## Set exercise
Find the lines holding "Free" and copy them.

## The data
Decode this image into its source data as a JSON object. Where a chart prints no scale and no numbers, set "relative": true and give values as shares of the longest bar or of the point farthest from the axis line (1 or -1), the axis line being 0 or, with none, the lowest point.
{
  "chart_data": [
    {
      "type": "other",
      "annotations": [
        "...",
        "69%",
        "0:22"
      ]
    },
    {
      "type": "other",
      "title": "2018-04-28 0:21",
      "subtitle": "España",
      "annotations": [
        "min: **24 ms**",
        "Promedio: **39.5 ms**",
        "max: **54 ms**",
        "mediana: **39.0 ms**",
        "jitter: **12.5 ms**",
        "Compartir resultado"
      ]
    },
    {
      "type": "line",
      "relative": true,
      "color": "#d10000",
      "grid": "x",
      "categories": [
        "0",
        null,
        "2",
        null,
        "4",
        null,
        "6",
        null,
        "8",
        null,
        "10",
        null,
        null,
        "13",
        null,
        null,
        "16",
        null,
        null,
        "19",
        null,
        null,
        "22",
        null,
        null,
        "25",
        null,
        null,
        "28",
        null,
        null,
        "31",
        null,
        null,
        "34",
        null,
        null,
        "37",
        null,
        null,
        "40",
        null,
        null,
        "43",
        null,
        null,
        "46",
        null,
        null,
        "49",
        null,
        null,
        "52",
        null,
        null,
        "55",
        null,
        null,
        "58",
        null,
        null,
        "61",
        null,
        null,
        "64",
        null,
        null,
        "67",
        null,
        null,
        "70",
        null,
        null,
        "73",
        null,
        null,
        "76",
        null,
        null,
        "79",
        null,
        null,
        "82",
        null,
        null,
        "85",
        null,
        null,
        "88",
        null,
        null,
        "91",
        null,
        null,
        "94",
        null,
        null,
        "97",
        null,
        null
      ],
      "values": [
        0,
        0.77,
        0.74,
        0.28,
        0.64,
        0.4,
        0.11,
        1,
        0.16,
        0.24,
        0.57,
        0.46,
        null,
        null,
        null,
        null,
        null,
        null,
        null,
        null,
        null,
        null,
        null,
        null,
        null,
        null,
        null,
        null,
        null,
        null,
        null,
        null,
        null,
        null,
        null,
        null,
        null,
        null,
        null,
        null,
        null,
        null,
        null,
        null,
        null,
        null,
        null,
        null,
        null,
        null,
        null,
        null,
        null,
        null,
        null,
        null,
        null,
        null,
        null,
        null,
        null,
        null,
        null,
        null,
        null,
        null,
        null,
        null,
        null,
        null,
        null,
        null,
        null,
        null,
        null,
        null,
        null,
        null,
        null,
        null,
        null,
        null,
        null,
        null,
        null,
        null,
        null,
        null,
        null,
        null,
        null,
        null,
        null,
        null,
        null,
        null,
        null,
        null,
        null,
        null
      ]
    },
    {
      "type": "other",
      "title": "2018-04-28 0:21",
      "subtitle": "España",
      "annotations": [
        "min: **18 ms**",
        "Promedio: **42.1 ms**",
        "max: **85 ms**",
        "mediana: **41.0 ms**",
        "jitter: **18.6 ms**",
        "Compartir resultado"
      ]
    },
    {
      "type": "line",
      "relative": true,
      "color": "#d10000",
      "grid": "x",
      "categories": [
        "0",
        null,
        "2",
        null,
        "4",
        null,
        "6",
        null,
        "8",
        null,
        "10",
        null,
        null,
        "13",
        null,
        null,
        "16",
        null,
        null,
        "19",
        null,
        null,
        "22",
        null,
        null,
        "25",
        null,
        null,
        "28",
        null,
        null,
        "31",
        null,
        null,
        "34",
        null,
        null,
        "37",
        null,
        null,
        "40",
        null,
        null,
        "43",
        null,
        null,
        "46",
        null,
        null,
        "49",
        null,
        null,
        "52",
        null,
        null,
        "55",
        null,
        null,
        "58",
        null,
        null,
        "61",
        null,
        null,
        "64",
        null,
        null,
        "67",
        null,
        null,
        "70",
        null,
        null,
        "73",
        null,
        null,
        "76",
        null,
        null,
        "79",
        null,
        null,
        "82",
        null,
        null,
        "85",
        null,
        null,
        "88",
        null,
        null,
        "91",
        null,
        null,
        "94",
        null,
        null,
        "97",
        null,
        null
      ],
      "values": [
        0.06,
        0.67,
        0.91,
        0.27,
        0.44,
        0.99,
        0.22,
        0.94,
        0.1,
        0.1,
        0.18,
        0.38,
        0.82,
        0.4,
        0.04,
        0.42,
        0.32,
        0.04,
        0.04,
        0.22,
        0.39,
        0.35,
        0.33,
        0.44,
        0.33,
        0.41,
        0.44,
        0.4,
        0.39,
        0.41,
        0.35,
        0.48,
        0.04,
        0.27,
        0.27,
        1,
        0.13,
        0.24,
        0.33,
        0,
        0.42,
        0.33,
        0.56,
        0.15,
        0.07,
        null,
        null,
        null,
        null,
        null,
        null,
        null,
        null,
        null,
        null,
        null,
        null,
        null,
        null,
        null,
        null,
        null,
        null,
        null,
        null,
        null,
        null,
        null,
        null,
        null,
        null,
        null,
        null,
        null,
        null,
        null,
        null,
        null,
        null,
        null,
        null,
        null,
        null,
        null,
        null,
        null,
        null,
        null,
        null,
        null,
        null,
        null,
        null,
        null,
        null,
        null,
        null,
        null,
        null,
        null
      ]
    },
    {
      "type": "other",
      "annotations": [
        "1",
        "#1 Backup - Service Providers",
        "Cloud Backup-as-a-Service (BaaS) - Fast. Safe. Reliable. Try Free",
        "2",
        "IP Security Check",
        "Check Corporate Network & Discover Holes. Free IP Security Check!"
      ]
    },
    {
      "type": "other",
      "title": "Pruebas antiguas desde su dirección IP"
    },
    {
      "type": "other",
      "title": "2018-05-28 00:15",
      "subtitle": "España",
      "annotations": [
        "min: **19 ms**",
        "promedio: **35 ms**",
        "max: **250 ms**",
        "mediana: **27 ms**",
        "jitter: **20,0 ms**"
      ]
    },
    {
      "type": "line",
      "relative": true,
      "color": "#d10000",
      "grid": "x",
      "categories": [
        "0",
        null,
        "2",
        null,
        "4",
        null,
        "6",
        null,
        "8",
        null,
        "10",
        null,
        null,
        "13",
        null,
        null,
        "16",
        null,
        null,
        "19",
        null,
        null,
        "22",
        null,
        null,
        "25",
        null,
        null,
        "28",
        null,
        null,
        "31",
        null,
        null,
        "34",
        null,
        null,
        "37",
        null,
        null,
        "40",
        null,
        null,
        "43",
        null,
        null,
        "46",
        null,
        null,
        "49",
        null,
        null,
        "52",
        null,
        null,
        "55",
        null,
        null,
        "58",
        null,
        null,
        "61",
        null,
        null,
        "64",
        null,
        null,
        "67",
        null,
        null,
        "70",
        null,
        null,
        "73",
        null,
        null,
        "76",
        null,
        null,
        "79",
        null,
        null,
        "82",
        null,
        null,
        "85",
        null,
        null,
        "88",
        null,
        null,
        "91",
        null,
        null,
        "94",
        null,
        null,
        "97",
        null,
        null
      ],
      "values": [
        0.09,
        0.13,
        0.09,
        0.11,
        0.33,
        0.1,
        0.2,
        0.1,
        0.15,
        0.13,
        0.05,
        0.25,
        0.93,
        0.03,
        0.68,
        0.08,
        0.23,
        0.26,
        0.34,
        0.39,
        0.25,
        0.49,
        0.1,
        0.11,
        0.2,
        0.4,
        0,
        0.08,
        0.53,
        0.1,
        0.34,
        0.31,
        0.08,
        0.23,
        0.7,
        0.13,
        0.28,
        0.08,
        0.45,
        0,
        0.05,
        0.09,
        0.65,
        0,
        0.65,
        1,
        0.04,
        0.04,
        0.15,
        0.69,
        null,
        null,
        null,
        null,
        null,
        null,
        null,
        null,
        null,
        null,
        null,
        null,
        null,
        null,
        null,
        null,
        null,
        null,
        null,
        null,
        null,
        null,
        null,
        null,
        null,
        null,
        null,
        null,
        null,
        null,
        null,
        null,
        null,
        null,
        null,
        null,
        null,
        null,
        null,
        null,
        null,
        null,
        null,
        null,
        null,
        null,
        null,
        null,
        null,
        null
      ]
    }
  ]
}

## Result of the exercise
        "Cloud Backup-as-a-Service (BaaS) - Fast. Safe. Reliable. Try Free",
        "Check Corporate Network & Discover Holes. Free IP Security Check!"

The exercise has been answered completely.